Your instructions ▸ The entries below should be quoted exactly, with no pictures carried over.

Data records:
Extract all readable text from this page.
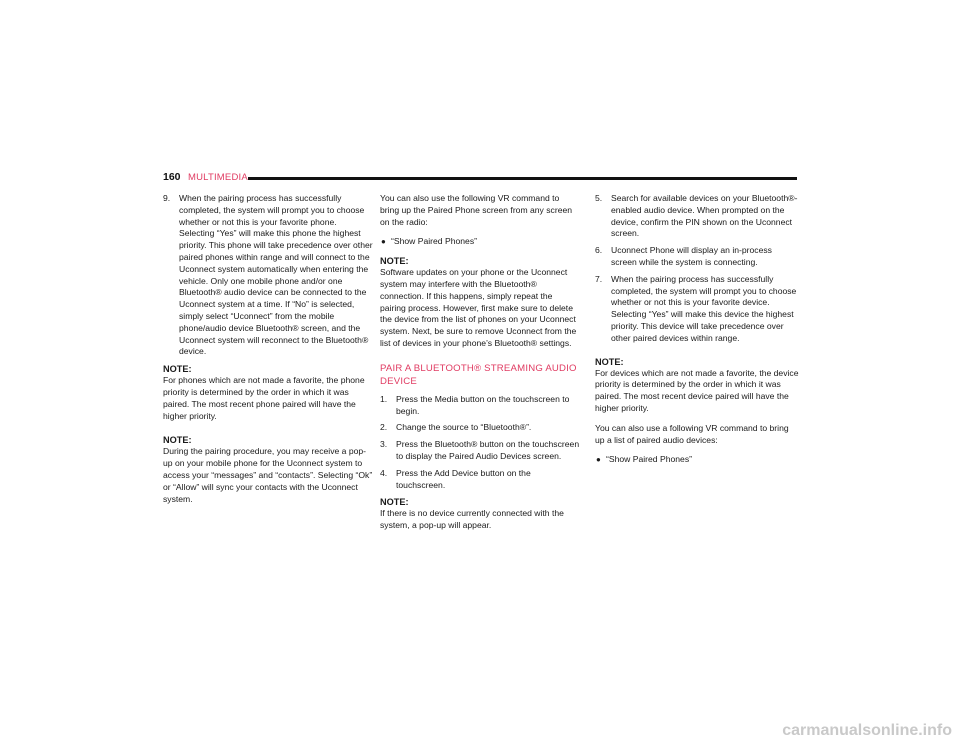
160 MULTIMEDIA
9. When the pairing process has successfully completed, the system will prompt you to choose whether or not this is your favorite phone. Selecting “Yes” will make this phone the highest priority. This phone will take precedence over other paired phones within range and will connect to the Uconnect system automatically when entering the vehicle. Only one mobile phone and/or one Bluetooth® audio device can be connected to the Uconnect system at a time. If “No” is selected, simply select “Uconnect” from the mobile phone/audio device Bluetooth® screen, and the Uconnect system will reconnect to the Bluetooth® device.
NOTE:
For phones which are not made a favorite, the phone priority is determined by the order in which it was paired. The most recent phone paired will have the higher priority.
NOTE:
During the pairing procedure, you may receive a pop-up on your mobile phone for the Uconnect system to access your “messages” and “contacts”. Selecting “Ok” or “Allow” will sync your contacts with the Uconnect system.

You can also use the following VR command to bring up the Paired Phone screen from any screen on the radio:

● “Show Paired Phones”
NOTE:
Software updates on your phone or the Uconnect system may interfere with the Bluetooth® connection. If this happens, simply repeat the pairing process. However, first make sure to delete the device from the list of phones on your Uconnect system. Next, be sure to remove Uconnect from the list of devices in your phone’s Bluetooth® settings.
PAIR A BLUETOOTH® STREAMING AUDIO DEVICE
1. Press the Media button on the touchscreen to begin.
2. Change the source to “Bluetooth®”.
3. Press the Bluetooth® button on the touchscreen to display the Paired Audio Devices screen.
4. Press the Add Device button on the touchscreen.
NOTE:
If there is no device currently connected with the system, a pop-up will appear.
5. Search for available devices on your Bluetooth®-enabled audio device. When prompted on the device, confirm the PIN shown on the Uconnect screen.
6. Uconnect Phone will display an in-process screen while the system is connecting.
7. When the pairing process has successfully completed, the system will prompt you to choose whether or not this is your favorite device. Selecting “Yes” will make this device the highest priority. This device will take precedence over other paired devices within range.
NOTE:
For devices which are not made a favorite, the device priority is determined by the order in which it was paired. The most recent device paired will have the higher priority.

You can also use a following VR command to bring up a list of paired audio devices:

● “Show Paired Phones”
carmanualsonline.info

Finished task ▸
Extract all readable text from this page.
160 MULTIMEDIA
9. When the pairing process has successfully completed, the system will prompt you to choose whether or not this is your favorite phone. Selecting “Yes” will make this phone the highest priority. This phone will take precedence over other paired phones within range and will connect to the Uconnect system automatically when entering the vehicle. Only one mobile phone and/or one Bluetooth® audio device can be connected to the Uconnect system at a time. If “No” is selected, simply select “Uconnect” from the mobile phone/audio device Bluetooth® screen, and the Uconnect system will reconnect to the Bluetooth® device.
NOTE:
For phones which are not made a favorite, the phone priority is determined by the order in which it was paired. The most recent phone paired will have the higher priority.
NOTE:
During the pairing procedure, you may receive a pop-up on your mobile phone for the Uconnect system to access your “messages” and “contacts”. Selecting “Ok” or “Allow” will sync your contacts with the Uconnect system.

You can also use the following VR command to bring up the Paired Phone screen from any screen on the radio:

● “Show Paired Phones”
NOTE:
Software updates on your phone or the Uconnect system may interfere with the Bluetooth® connection. If this happens, simply repeat the pairing process. However, first make sure to delete the device from the list of phones on your Uconnect system. Next, be sure to remove Uconnect from the list of devices in your phone’s Bluetooth® settings.
PAIR A BLUETOOTH® STREAMING AUDIO DEVICE
1. Press the Media button on the touchscreen to begin.
2. Change the source to “Bluetooth®”.
3. Press the Bluetooth® button on the touchscreen to display the Paired Audio Devices screen.
4. Press the Add Device button on the touchscreen.
NOTE:
If there is no device currently connected with the system, a pop-up will appear.
5. Search for available devices on your Bluetooth®-enabled audio device. When prompted on the device, confirm the PIN shown on the Uconnect screen.
6. Uconnect Phone will display an in-process screen while the system is connecting.
7. When the pairing process has successfully completed, the system will prompt you to choose whether or not this is your favorite device. Selecting “Yes” will make this device the highest priority. This device will take precedence over other paired devices within range.
NOTE:
For devices which are not made a favorite, the device priority is determined by the order in which it was paired. The most recent device paired will have the higher priority.

You can also use a following VR command to bring up a list of paired audio devices:

● “Show Paired Phones”
carmanualsonline.info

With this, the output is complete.